*Objective:* Can you copy the lines from the one that contains "Decode this image" through the end of the material below, exactly and with nothing else?

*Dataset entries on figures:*
/---

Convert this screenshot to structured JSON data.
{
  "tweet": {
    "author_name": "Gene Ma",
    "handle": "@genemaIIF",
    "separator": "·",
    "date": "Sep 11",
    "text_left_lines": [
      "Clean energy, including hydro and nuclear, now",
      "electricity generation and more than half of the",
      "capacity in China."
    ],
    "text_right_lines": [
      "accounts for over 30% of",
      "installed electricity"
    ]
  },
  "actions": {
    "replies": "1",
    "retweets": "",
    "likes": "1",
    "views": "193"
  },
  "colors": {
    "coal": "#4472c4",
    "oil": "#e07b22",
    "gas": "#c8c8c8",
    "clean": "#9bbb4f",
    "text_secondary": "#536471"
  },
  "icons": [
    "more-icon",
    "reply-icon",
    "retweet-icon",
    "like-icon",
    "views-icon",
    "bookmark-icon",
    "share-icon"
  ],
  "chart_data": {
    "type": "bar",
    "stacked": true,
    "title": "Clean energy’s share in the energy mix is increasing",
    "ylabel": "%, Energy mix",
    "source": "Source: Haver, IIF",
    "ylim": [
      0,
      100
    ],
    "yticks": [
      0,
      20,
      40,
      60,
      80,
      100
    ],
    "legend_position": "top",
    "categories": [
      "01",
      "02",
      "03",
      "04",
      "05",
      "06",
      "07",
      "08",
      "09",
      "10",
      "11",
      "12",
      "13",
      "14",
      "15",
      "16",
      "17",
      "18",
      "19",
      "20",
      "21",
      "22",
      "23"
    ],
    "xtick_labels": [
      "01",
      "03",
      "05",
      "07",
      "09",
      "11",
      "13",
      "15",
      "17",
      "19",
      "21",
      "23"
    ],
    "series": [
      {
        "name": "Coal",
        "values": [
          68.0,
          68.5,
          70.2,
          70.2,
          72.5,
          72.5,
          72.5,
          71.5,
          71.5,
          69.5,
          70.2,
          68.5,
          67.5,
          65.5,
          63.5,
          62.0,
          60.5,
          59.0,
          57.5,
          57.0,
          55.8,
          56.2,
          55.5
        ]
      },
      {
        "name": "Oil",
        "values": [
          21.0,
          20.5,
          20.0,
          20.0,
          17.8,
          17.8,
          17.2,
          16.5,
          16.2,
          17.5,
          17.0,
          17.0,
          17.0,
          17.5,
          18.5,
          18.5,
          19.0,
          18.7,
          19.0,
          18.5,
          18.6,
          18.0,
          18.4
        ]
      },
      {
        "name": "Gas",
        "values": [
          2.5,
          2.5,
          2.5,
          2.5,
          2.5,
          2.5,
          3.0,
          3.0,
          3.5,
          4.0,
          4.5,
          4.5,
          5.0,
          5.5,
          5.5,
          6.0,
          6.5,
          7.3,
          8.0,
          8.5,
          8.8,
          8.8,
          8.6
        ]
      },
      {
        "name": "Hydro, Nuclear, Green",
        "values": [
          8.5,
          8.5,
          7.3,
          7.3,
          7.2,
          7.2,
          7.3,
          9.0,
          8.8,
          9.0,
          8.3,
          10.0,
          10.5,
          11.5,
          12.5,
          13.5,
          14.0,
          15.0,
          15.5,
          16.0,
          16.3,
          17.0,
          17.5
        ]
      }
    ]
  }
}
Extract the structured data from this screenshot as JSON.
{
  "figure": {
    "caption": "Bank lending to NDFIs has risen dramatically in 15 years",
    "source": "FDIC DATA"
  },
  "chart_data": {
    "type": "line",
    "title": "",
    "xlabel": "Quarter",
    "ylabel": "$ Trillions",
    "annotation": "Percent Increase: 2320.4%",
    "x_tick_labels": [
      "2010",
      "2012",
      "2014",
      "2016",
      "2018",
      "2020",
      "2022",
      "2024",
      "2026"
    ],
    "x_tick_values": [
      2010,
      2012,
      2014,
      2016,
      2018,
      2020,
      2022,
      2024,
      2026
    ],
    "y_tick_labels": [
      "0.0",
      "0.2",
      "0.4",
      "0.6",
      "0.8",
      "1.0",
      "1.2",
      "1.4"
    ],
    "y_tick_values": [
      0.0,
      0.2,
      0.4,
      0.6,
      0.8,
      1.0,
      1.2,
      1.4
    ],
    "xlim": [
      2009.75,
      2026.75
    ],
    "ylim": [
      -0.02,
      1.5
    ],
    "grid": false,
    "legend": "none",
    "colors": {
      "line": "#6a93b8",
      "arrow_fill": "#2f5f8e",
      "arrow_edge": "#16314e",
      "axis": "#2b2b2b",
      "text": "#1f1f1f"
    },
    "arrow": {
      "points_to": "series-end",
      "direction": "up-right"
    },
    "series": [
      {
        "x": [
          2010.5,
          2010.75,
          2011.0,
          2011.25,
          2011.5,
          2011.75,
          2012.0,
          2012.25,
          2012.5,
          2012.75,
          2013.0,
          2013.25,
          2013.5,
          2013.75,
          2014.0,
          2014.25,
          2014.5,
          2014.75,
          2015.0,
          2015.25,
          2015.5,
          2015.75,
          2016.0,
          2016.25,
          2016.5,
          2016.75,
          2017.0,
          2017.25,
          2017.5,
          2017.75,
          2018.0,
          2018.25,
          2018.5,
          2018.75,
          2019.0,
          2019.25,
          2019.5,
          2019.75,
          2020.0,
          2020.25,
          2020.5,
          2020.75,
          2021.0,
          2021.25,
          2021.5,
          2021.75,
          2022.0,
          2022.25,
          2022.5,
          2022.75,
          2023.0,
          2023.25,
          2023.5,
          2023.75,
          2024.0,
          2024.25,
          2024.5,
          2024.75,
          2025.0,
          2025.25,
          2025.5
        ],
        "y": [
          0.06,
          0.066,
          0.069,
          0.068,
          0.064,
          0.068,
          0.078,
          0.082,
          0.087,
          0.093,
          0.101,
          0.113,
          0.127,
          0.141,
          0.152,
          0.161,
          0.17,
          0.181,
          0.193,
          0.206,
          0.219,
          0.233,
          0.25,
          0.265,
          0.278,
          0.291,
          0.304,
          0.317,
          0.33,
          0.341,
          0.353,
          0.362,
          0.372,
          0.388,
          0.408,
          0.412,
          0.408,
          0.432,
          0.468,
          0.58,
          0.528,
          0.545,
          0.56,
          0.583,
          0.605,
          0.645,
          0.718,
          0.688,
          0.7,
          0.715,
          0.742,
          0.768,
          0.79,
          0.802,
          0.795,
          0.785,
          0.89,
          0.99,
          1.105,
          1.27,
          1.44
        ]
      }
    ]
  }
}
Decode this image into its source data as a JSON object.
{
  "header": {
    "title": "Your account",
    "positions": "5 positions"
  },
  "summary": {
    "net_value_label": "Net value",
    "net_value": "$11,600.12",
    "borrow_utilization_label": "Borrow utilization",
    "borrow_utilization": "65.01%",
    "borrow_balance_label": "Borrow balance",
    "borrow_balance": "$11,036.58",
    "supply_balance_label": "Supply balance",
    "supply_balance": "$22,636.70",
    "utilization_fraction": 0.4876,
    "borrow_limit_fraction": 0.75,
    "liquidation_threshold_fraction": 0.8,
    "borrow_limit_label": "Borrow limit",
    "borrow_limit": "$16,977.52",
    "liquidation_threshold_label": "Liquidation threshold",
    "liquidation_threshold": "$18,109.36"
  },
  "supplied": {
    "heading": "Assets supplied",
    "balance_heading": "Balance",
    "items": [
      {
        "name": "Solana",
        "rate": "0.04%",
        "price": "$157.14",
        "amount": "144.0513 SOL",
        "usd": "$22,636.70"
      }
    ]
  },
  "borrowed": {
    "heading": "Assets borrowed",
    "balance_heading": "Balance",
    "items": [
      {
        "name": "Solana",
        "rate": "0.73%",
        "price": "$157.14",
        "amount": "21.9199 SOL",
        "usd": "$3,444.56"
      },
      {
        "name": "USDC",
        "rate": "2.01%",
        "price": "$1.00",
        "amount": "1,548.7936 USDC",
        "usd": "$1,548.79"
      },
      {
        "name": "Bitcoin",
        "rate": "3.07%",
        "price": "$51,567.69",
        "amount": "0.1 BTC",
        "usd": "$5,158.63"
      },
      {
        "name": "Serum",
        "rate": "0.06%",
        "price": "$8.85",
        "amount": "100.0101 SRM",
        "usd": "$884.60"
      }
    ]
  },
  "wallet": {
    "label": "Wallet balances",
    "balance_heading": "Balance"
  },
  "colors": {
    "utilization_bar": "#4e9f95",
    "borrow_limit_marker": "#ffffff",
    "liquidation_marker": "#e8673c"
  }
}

\---

*Written reply:*
Decode this image into its source data as a JSON object.
{
  "header": {
    "title": "Your account",
    "positions": "5 positions"
  },
  "summary": {
    "net_value_label": "Net value",
    "net_value": "$11,600.12",
    "borrow_utilization_label": "Borrow utilization",
    "borrow_utilization": "65.01%",
    "borrow_balance_label": "Borrow balance",
    "borrow_balance": "$11,036.58",
    "supply_balance_label": "Supply balance",
    "supply_balance": "$22,636.70",
    "utilization_fraction": 0.4876,
    "borrow_limit_fraction": 0.75,
    "liquidation_threshold_fraction": 0.8,
    "borrow_limit_label": "Borrow limit",
    "borrow_limit": "$16,977.52",
    "liquidation_threshold_label": "Liquidation threshold",
    "liquidation_threshold": "$18,109.36"
  },
  "supplied": {
    "heading": "Assets supplied",
    "balance_heading": "Balance",
    "items": [
      {
        "name": "Solana",
        "rate": "0.04%",
        "price": "$157.14",
        "amount": "144.0513 SOL",
        "usd": "$22,636.70"
      }
    ]
  },
  "borrowed": {
    "heading": "Assets borrowed",
    "balance_heading": "Balance",
    "items": [
      {
        "name": "Solana",
        "rate": "0.73%",
        "price": "$157.14",
        "amount": "21.9199 SOL",
        "usd": "$3,444.56"
      },
      {
        "name": "USDC",
        "rate": "2.01%",
        "price": "$1.00",
        "amount": "1,548.7936 USDC",
        "usd": "$1,548.79"
      },
      {
        "name": "Bitcoin",
        "rate": "3.07%",
        "price": "$51,567.69",
        "amount": "0.1 BTC",
        "usd": "$5,158.63"
      },
      {
        "name": "Serum",
        "rate": "0.06%",
        "price": "$8.85",
        "amount": "100.0101 SRM",
        "usd": "$884.60"
      }
    ]
  },
  "wallet": {
    "label": "Wallet balances",
    "balance_heading": "Balance"
  },
  "colors": {
    "utilization_bar": "#4e9f95",
    "borrow_limit_marker": "#ffffff",
    "liquidation_marker": "#e8673c"
  }
}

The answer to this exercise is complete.